→ TASK OBJECTIVE:
Find and copy lines holding "重点城市商品房周度成交".

*** THE DATA

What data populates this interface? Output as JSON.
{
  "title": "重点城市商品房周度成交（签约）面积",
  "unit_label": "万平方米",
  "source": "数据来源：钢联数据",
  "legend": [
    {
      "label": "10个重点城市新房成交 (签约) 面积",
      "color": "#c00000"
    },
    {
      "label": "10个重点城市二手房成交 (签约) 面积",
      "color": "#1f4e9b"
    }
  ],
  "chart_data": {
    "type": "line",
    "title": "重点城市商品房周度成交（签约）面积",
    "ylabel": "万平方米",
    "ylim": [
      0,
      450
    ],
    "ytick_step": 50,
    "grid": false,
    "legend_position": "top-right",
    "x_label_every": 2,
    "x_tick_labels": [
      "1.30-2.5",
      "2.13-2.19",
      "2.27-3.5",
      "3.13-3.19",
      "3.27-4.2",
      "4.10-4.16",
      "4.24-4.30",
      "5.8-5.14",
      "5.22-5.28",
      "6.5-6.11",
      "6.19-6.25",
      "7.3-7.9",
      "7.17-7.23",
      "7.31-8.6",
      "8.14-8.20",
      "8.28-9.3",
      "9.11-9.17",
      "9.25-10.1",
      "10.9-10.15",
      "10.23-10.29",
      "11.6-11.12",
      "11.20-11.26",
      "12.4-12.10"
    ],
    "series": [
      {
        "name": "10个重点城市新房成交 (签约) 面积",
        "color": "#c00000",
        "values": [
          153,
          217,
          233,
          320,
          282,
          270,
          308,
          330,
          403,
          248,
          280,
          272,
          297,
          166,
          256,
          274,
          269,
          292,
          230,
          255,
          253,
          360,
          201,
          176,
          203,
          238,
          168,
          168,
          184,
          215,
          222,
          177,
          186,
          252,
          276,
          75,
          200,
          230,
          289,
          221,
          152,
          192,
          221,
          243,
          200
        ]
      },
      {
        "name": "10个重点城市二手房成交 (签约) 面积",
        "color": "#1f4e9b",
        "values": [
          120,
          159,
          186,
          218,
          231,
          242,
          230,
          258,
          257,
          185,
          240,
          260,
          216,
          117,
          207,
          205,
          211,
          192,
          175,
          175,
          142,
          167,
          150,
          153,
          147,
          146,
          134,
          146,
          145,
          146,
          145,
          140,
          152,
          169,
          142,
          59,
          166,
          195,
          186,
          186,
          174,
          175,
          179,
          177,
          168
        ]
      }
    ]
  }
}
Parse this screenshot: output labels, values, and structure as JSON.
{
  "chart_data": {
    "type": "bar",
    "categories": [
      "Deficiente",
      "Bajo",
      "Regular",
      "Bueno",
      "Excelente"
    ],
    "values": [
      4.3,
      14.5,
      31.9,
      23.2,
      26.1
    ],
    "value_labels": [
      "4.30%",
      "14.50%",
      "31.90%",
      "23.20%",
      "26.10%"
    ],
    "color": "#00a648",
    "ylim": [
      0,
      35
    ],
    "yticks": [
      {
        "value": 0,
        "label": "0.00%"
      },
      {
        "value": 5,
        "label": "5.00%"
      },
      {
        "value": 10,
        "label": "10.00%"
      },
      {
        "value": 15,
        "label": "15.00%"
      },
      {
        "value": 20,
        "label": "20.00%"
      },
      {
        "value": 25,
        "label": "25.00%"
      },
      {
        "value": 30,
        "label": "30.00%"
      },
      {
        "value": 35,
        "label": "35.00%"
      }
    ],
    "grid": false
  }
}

******

→ EXPECTED ANSWER:
  "title": "重点城市商品房周度成交（签约）面积",
    "title": "重点城市商品房周度成交（签约）面积",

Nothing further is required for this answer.